### [WHAT THE TASK ASKS]
Transcribe the listing below word for word.

[Stored records]
==*==

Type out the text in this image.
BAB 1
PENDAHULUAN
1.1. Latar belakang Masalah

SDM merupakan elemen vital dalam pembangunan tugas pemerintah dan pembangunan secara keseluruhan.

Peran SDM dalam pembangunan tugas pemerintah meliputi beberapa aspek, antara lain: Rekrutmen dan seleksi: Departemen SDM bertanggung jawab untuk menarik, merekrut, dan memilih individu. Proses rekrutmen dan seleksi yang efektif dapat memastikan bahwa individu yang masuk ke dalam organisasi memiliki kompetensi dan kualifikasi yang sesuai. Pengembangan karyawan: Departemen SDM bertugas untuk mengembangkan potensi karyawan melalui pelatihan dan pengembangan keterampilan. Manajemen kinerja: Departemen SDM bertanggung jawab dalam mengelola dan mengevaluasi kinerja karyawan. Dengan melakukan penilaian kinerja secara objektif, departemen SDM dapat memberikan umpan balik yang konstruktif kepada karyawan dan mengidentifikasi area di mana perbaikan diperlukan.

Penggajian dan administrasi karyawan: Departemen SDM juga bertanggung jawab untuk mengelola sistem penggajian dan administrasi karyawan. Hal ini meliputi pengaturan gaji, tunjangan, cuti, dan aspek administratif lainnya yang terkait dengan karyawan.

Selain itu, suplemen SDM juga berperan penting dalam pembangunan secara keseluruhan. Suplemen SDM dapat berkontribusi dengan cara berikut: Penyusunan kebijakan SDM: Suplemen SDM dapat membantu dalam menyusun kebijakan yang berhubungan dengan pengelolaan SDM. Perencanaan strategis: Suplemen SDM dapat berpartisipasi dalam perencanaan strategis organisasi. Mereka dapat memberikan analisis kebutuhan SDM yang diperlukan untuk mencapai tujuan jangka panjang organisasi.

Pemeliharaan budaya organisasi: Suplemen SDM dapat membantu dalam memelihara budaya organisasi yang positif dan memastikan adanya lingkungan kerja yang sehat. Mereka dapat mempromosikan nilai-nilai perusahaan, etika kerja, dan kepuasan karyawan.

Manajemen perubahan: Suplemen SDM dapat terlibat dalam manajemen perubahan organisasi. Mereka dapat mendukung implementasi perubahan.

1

==*==

### [EXERCISE SOLUTION]
Type out the text in this image.
BAB 1
PENDAHULUAN
1.1. Latar belakang Masalah

SDM merupakan elemen vital dalam pembangunan tugas pemerintah dan pembangunan secara keseluruhan.

Peran SDM dalam pembangunan tugas pemerintah meliputi beberapa aspek, antara lain: Rekrutmen dan seleksi: Departemen SDM bertanggung jawab untuk menarik, merekrut, dan memilih individu. Proses rekrutmen dan seleksi yang efektif dapat memastikan bahwa individu yang masuk ke dalam organisasi memiliki kompetensi dan kualifikasi yang sesuai. Pengembangan karyawan: Departemen SDM bertugas untuk mengembangkan potensi karyawan melalui pelatihan dan pengembangan keterampilan. Manajemen kinerja: Departemen SDM bertanggung jawab dalam mengelola dan mengevaluasi kinerja karyawan. Dengan melakukan penilaian kinerja secara objektif, departemen SDM dapat memberikan umpan balik yang konstruktif kepada karyawan dan mengidentifikasi area di mana perbaikan diperlukan.

Penggajian dan administrasi karyawan: Departemen SDM juga bertanggung jawab untuk mengelola sistem penggajian dan administrasi karyawan. Hal ini meliputi pengaturan gaji, tunjangan, cuti, dan aspek administratif lainnya yang terkait dengan karyawan.

Selain itu, suplemen SDM juga berperan penting dalam pembangunan secara keseluruhan. Suplemen SDM dapat berkontribusi dengan cara berikut: Penyusunan kebijakan SDM: Suplemen SDM dapat membantu dalam menyusun kebijakan yang berhubungan dengan pengelolaan SDM. Perencanaan strategis: Suplemen SDM dapat berpartisipasi dalam perencanaan strategis organisasi. Mereka dapat memberikan analisis kebutuhan SDM yang diperlukan untuk mencapai tujuan jangka panjang organisasi.

Pemeliharaan budaya organisasi: Suplemen SDM dapat membantu dalam memelihara budaya organisasi yang positif dan memastikan adanya lingkungan kerja yang sehat. Mereka dapat mempromosikan nilai-nilai perusahaan, etika kerja, dan kepuasan karyawan.

Manajemen perubahan: Suplemen SDM dapat terlibat dalam manajemen perubahan organisasi. Mereka dapat mendukung implementasi perubahan.

1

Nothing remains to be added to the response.